Filter these entries, keeping only lines that hold the word "中的番茄幼苗比温室".
------ TASK INPUT
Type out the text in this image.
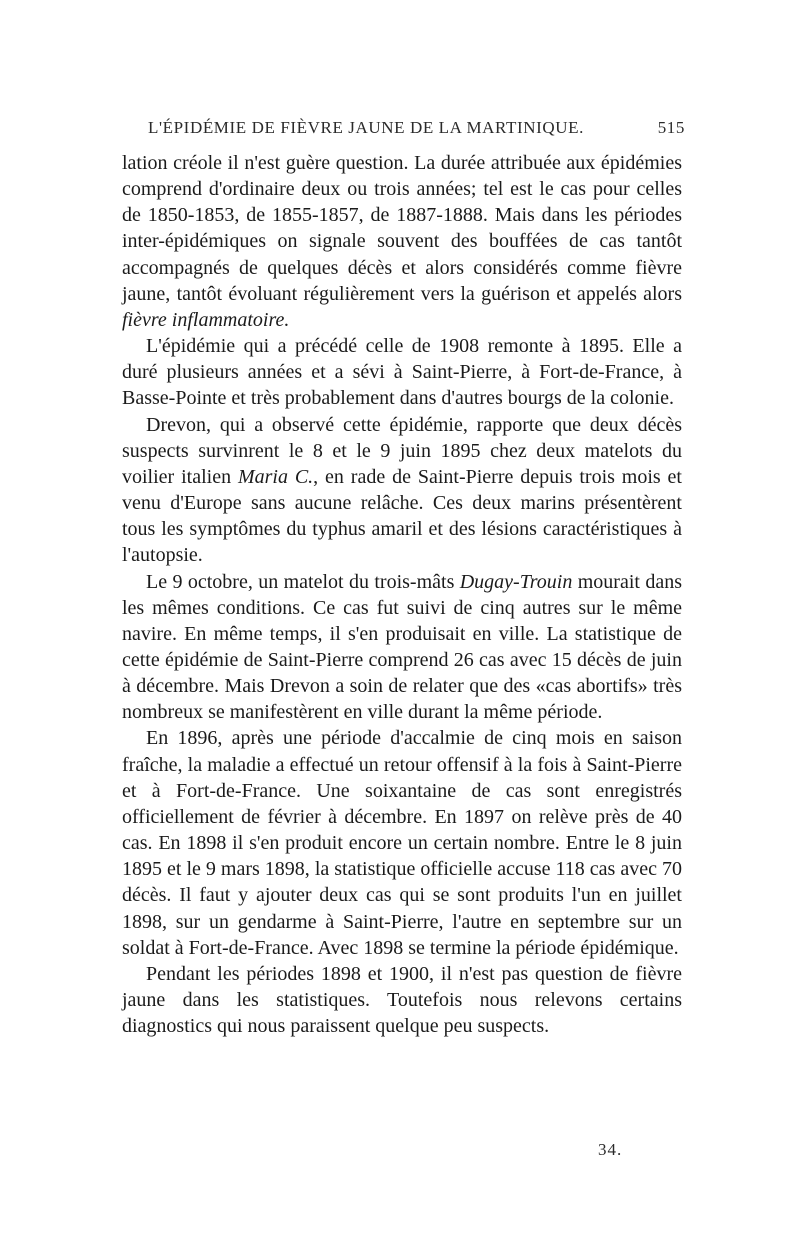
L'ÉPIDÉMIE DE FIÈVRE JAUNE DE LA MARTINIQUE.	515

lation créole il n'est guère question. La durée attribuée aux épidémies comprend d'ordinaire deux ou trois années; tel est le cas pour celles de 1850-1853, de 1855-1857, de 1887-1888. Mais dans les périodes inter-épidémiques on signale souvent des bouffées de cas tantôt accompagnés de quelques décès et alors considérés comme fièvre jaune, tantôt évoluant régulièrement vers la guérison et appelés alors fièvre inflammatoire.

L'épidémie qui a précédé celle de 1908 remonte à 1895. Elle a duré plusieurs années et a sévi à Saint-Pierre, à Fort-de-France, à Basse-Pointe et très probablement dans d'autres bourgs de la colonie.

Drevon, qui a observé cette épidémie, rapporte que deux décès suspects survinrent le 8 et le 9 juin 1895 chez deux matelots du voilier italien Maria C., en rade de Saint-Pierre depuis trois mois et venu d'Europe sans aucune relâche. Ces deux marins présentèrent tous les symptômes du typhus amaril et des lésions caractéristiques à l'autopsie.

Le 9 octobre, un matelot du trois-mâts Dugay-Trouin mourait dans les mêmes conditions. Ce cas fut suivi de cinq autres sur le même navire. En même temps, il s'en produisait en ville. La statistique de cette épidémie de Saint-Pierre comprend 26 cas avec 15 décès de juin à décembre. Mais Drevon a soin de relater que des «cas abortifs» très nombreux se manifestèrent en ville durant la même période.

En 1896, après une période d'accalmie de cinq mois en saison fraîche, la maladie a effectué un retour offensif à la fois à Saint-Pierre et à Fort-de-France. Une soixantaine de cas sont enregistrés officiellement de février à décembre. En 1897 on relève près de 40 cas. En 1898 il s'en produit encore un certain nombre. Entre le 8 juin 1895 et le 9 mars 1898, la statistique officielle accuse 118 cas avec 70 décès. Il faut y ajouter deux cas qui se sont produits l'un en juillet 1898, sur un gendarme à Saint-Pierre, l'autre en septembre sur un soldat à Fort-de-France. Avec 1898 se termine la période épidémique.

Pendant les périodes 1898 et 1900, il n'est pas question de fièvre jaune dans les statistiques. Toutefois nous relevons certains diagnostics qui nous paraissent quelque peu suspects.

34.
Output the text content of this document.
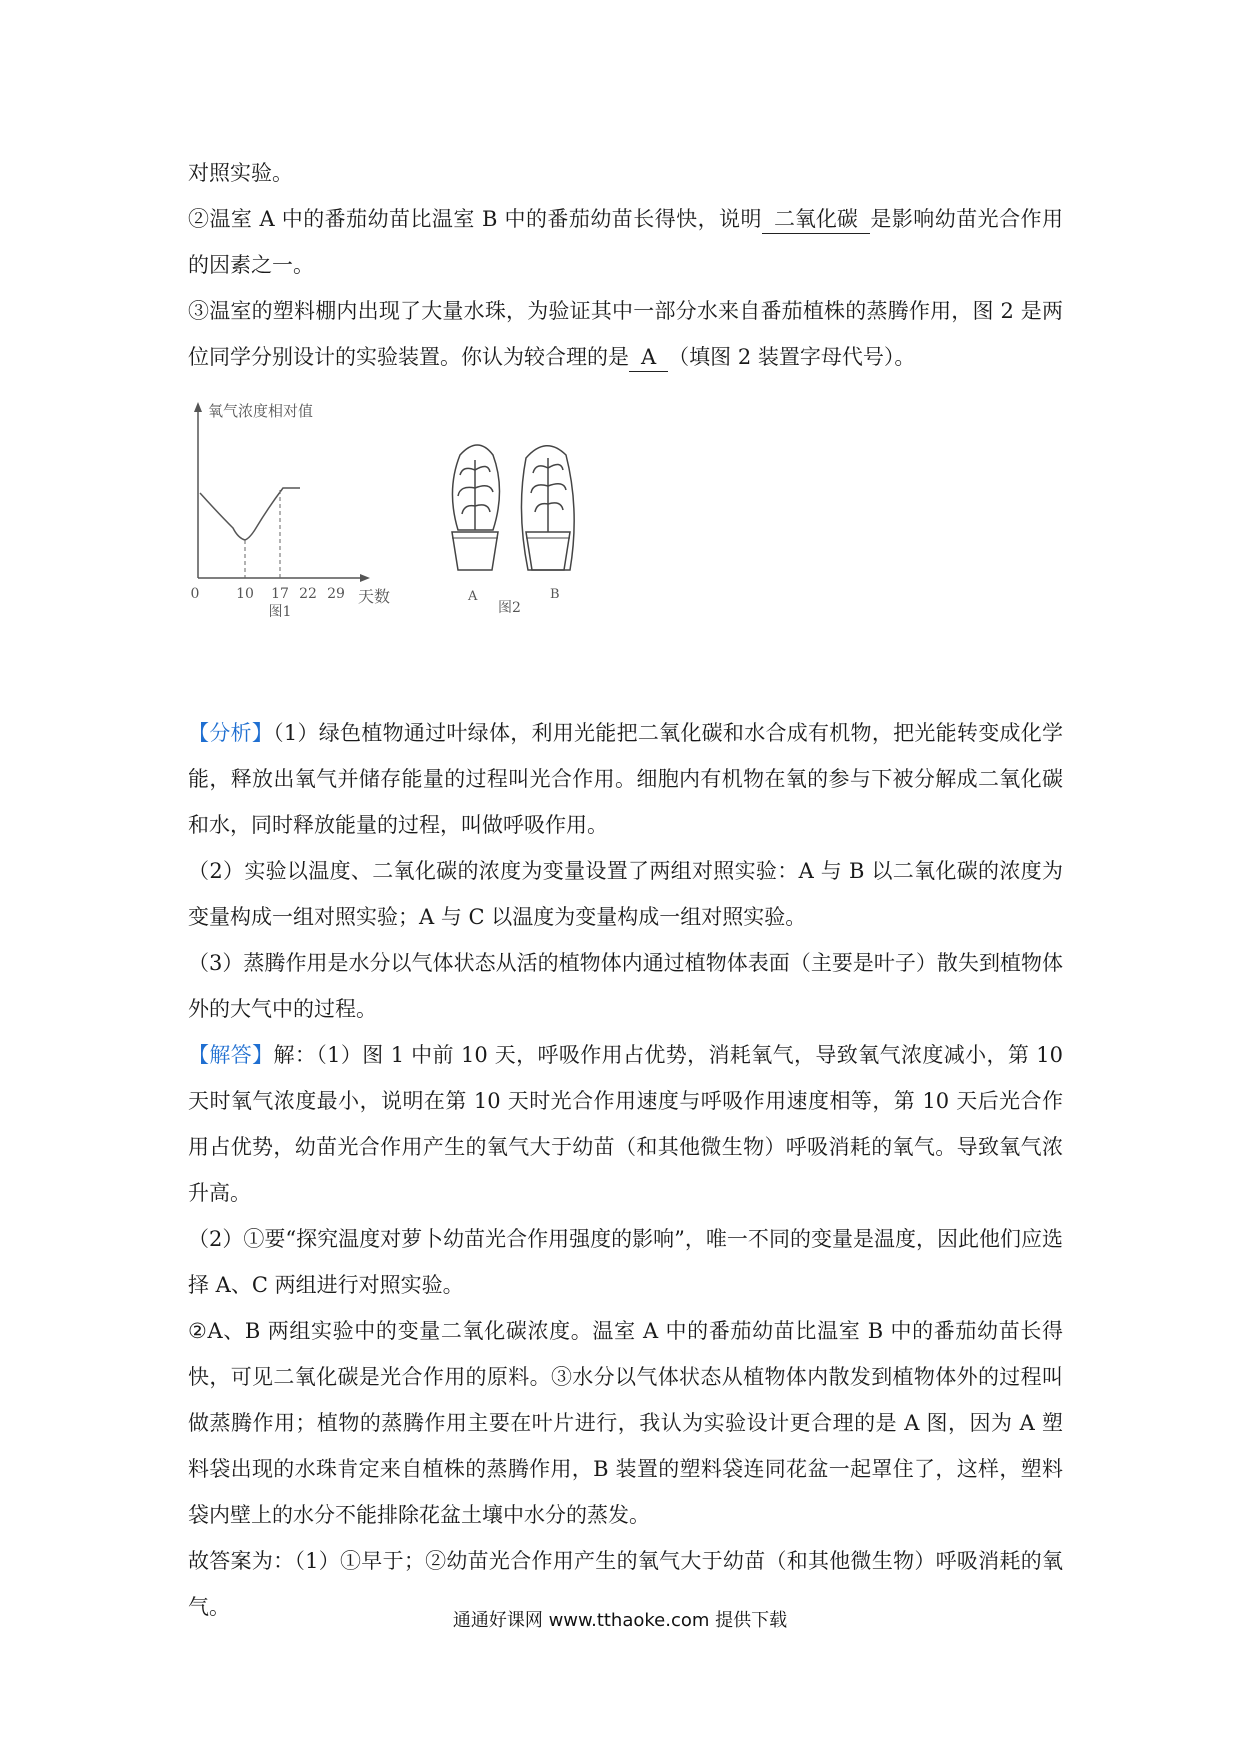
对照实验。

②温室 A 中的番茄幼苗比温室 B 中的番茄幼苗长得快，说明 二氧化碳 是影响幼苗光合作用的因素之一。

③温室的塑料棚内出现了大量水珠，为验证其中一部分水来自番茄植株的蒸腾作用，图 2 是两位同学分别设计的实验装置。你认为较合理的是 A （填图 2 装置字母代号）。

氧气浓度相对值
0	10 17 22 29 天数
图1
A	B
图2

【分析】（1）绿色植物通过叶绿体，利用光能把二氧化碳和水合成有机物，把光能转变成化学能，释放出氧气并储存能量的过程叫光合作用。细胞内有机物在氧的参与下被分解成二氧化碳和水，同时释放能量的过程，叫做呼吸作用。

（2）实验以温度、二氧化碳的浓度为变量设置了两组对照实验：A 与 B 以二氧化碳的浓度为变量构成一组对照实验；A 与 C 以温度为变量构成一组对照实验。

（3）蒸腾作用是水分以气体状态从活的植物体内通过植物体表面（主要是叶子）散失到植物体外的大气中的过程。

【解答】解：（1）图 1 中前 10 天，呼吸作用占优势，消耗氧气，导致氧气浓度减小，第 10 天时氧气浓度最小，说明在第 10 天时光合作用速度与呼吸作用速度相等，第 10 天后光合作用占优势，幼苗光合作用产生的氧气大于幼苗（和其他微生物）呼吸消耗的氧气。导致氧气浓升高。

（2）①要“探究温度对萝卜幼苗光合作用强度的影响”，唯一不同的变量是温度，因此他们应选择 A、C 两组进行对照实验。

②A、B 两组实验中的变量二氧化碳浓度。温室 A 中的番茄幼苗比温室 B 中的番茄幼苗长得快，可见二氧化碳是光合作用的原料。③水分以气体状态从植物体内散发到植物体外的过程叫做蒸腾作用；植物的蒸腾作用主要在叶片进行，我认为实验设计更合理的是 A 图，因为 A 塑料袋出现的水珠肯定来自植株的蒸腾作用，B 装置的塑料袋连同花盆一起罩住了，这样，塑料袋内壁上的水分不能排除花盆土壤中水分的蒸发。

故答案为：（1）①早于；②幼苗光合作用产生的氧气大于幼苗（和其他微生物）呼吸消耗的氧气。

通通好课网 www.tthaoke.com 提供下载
------------
REPLY TO THE EXERCISE:
②温室 A 中的番茄幼苗比温室 B 中的番茄幼苗长得快，说明 二氧化碳 是影响幼苗光合作用的因素之一。
②A、B 两组实验中的变量二氧化碳浓度。温室 A 中的番茄幼苗比温室 B 中的番茄幼苗长得快，可见二氧化碳是光合作用的原料。③水分以气体状态从植物体内散发到植物体外的过程叫做蒸腾作用；植物的蒸腾作用主要在叶片进行，我认为实验设计更合理的是 A 图，因为 A 塑料袋出现的水珠肯定来自植株的蒸腾作用，B 装置的塑料袋连同花盆一起罩住了，这样，塑料袋内壁上的水分不能排除花盆土壤中水分的蒸发。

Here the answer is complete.